Annotated element listings:
● ● ● ● ● ● ●
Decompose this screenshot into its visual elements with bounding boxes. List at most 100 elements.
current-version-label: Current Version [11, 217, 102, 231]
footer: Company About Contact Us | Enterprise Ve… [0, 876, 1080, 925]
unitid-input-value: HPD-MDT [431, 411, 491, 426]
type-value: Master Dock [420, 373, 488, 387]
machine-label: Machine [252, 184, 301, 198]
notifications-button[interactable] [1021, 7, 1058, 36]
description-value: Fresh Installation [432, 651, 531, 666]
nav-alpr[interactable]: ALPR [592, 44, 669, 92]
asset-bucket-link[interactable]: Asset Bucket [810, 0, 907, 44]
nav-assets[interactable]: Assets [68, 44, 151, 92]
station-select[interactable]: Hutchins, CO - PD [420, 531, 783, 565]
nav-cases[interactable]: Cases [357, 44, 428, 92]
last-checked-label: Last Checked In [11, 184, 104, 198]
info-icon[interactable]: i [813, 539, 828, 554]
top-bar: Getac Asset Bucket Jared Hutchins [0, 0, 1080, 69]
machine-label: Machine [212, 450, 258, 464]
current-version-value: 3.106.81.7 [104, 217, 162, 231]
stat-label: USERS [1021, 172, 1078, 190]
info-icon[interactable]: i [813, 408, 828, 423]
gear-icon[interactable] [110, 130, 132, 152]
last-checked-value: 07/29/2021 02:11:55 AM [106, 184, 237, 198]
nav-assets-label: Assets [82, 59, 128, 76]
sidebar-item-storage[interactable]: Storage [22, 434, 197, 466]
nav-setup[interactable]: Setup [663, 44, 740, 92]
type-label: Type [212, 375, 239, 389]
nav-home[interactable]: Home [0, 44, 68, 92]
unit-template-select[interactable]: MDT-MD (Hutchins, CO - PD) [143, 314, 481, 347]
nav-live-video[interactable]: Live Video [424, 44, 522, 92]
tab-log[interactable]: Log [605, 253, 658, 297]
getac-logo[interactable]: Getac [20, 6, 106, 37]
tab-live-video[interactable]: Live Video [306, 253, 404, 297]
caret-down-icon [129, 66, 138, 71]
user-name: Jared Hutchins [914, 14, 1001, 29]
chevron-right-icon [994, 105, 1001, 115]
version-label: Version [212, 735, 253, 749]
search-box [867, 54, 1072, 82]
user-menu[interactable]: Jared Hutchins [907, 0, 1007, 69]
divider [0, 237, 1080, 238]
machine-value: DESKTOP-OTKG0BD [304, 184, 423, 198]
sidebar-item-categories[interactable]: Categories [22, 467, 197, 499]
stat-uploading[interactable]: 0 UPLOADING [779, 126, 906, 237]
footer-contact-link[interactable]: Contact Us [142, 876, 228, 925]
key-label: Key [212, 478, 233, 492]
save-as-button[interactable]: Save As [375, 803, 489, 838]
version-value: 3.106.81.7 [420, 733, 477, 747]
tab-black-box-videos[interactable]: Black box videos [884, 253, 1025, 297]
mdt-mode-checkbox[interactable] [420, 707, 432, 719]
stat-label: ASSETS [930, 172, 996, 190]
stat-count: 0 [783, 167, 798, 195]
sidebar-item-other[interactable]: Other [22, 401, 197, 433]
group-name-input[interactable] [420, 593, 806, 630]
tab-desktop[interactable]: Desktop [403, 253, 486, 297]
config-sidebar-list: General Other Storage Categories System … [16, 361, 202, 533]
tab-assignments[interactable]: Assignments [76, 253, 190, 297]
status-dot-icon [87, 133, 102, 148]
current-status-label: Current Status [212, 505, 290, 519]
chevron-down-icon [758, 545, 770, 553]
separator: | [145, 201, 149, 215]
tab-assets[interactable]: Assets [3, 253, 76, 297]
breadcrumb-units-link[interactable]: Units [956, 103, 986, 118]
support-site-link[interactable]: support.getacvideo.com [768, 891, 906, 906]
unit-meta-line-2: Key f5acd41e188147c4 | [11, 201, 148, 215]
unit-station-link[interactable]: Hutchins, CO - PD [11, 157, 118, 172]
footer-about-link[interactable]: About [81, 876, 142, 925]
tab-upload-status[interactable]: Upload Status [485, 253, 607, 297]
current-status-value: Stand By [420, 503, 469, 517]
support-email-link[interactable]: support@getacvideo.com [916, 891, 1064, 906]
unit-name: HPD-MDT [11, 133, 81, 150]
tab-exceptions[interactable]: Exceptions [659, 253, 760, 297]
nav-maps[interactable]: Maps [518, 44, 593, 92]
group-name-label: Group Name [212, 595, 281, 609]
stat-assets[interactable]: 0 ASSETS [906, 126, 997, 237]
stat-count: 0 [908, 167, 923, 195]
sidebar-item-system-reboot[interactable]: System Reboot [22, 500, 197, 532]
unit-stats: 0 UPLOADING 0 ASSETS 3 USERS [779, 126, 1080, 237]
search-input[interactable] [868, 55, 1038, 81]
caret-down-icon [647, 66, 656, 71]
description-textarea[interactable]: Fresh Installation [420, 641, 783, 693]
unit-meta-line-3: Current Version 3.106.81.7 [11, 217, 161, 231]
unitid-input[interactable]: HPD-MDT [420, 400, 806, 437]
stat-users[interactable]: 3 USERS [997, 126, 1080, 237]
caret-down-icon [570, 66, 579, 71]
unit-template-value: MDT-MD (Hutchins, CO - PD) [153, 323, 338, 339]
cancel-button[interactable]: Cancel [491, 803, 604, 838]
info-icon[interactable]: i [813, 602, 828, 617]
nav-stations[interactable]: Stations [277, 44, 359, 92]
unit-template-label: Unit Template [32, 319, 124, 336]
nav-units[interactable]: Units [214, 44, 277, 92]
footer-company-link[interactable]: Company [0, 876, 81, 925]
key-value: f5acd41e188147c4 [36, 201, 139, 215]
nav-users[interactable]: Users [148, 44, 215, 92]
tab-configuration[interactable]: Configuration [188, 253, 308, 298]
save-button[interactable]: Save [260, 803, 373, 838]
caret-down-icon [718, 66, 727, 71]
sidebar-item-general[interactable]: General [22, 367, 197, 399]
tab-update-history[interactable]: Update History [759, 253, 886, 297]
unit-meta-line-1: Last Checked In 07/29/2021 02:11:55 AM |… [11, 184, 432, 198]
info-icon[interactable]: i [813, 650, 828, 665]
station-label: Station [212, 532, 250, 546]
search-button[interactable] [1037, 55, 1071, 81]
● ● ● ● ● ● ●
-- What the task asks --
Reproduce every one of these records line for line, with no changes.

-- Response to the exercise --
Decompose this screenshot into its visual elements with bounding boxes. List at most 100 elements.
current-version-label: Current Version [11, 217, 102, 231]
footer: Company About Contact Us | Enterprise Ve… [0, 876, 1080, 925]
unitid-input-value: HPD-MDT [431, 411, 491, 426]
type-value: Master Dock [420, 373, 488, 387]
machine-label: Machine [252, 184, 301, 198]
notifications-button[interactable] [1021, 7, 1058, 36]
description-value: Fresh Installation [432, 651, 531, 666]
nav-alpr[interactable]: ALPR [592, 44, 669, 92]
asset-bucket-link[interactable]: Asset Bucket [810, 0, 907, 44]
nav-assets[interactable]: Assets [68, 44, 151, 92]
station-select[interactable]: Hutchins, CO - PD [420, 531, 783, 565]
nav-cases[interactable]: Cases [357, 44, 428, 92]
last-checked-label: Last Checked In [11, 184, 104, 198]
info-icon[interactable]: i [813, 539, 828, 554]
top-bar: Getac Asset Bucket Jared Hutchins [0, 0, 1080, 69]
machine-label: Machine [212, 450, 258, 464]
current-version-value: 3.106.81.7 [104, 217, 162, 231]
stat-label: USERS [1021, 172, 1078, 190]
info-icon[interactable]: i [813, 408, 828, 423]
gear-icon[interactable] [110, 130, 132, 152]
last-checked-value: 07/29/2021 02:11:55 AM [106, 184, 237, 198]
nav-assets-label: Assets [82, 59, 128, 76]
sidebar-item-storage[interactable]: Storage [22, 434, 197, 466]
nav-setup[interactable]: Setup [663, 44, 740, 92]
type-label: Type [212, 375, 239, 389]
nav-home[interactable]: Home [0, 44, 68, 92]
unit-template-select[interactable]: MDT-MD (Hutchins, CO - PD) [143, 314, 481, 347]
nav-live-video[interactable]: Live Video [424, 44, 522, 92]
tab-log[interactable]: Log [605, 253, 658, 297]
getac-logo[interactable]: Getac [20, 6, 106, 37]
tab-live-video[interactable]: Live Video [306, 253, 404, 297]
caret-down-icon [129, 66, 138, 71]
user-name: Jared Hutchins [914, 14, 1001, 29]
chevron-right-icon [994, 105, 1001, 115]
version-label: Version [212, 735, 253, 749]
search-box [867, 54, 1072, 82]
user-menu[interactable]: Jared Hutchins [907, 0, 1007, 69]
divider [0, 237, 1080, 238]
machine-value: DESKTOP-OTKG0BD [304, 184, 423, 198]
sidebar-item-categories[interactable]: Categories [22, 467, 197, 499]
stat-uploading[interactable]: 0 UPLOADING [779, 126, 906, 237]
footer-contact-link[interactable]: Contact Us [142, 876, 228, 925]
key-label: Key [212, 478, 233, 492]
save-as-button[interactable]: Save As [375, 803, 489, 838]
version-value: 3.106.81.7 [420, 733, 477, 747]
tab-black-box-videos[interactable]: Black box videos [884, 253, 1025, 297]
mdt-mode-checkbox[interactable] [420, 707, 432, 719]
stat-label: ASSETS [930, 172, 996, 190]
stat-count: 0 [783, 167, 798, 195]
sidebar-item-other[interactable]: Other [22, 401, 197, 433]
group-name-input[interactable] [420, 593, 806, 630]
tab-desktop[interactable]: Desktop [403, 253, 486, 297]
config-sidebar-list: General Other Storage Categories System … [16, 361, 202, 533]
tab-assignments[interactable]: Assignments [76, 253, 190, 297]
status-dot-icon [87, 133, 102, 148]
current-status-label: Current Status [212, 505, 290, 519]
chevron-down-icon [758, 545, 770, 553]
separator: | [145, 201, 149, 215]
tab-assets[interactable]: Assets [3, 253, 76, 297]
breadcrumb-units-link[interactable]: Units [956, 103, 986, 118]
support-site-link[interactable]: support.getacvideo.com [768, 891, 906, 906]
unit-meta-line-2: Key f5acd41e188147c4 | [11, 201, 148, 215]
unit-station-link[interactable]: Hutchins, CO - PD [11, 157, 118, 172]
footer-about-link[interactable]: About [81, 876, 142, 925]
tab-upload-status[interactable]: Upload Status [485, 253, 607, 297]
current-status-value: Stand By [420, 503, 469, 517]
support-email-link[interactable]: support@getacvideo.com [916, 891, 1064, 906]
unit-name: HPD-MDT [11, 133, 81, 150]
tab-exceptions[interactable]: Exceptions [659, 253, 760, 297]
nav-maps[interactable]: Maps [518, 44, 593, 92]
group-name-label: Group Name [212, 595, 281, 609]
stat-assets[interactable]: 0 ASSETS [906, 126, 997, 237]
stat-count: 0 [908, 167, 923, 195]
sidebar-item-system-reboot[interactable]: System Reboot [22, 500, 197, 532]
unit-stats: 0 UPLOADING 0 ASSETS 3 USERS [779, 126, 1080, 237]
search-input[interactable] [868, 55, 1038, 81]
caret-down-icon [647, 66, 656, 71]
description-textarea[interactable]: Fresh Installation [420, 641, 783, 693]
unit-meta-line-3: Current Version 3.106.81.7 [11, 217, 161, 231]
unitid-input[interactable]: HPD-MDT [420, 400, 806, 437]
stat-users[interactable]: 3 USERS [997, 126, 1080, 237]
caret-down-icon [570, 66, 579, 71]
unit-template-value: MDT-MD (Hutchins, CO - PD) [153, 323, 338, 339]
cancel-button[interactable]: Cancel [491, 803, 604, 838]
info-icon[interactable]: i [813, 602, 828, 617]
nav-stations[interactable]: Stations [277, 44, 359, 92]
unit-template-label: Unit Template [32, 319, 124, 336]
nav-units[interactable]: Units [214, 44, 277, 92]
footer-company-link[interactable]: Company [0, 876, 81, 925]
key-value: f5acd41e188147c4 [36, 201, 139, 215]
nav-users[interactable]: Users [148, 44, 215, 92]
tab-configuration[interactable]: Configuration [188, 253, 308, 298]
save-button[interactable]: Save [260, 803, 373, 838]
caret-down-icon [718, 66, 727, 71]
sidebar-item-general[interactable]: General [22, 367, 197, 399]
tab-update-history[interactable]: Update History [759, 253, 886, 297]
unit-meta-line-1: Last Checked In 07/29/2021 02:11:55 AM |… [11, 184, 432, 198]
info-icon[interactable]: i [813, 650, 828, 665]
station-label: Station [212, 532, 250, 546]
search-button[interactable] [1037, 55, 1071, 81]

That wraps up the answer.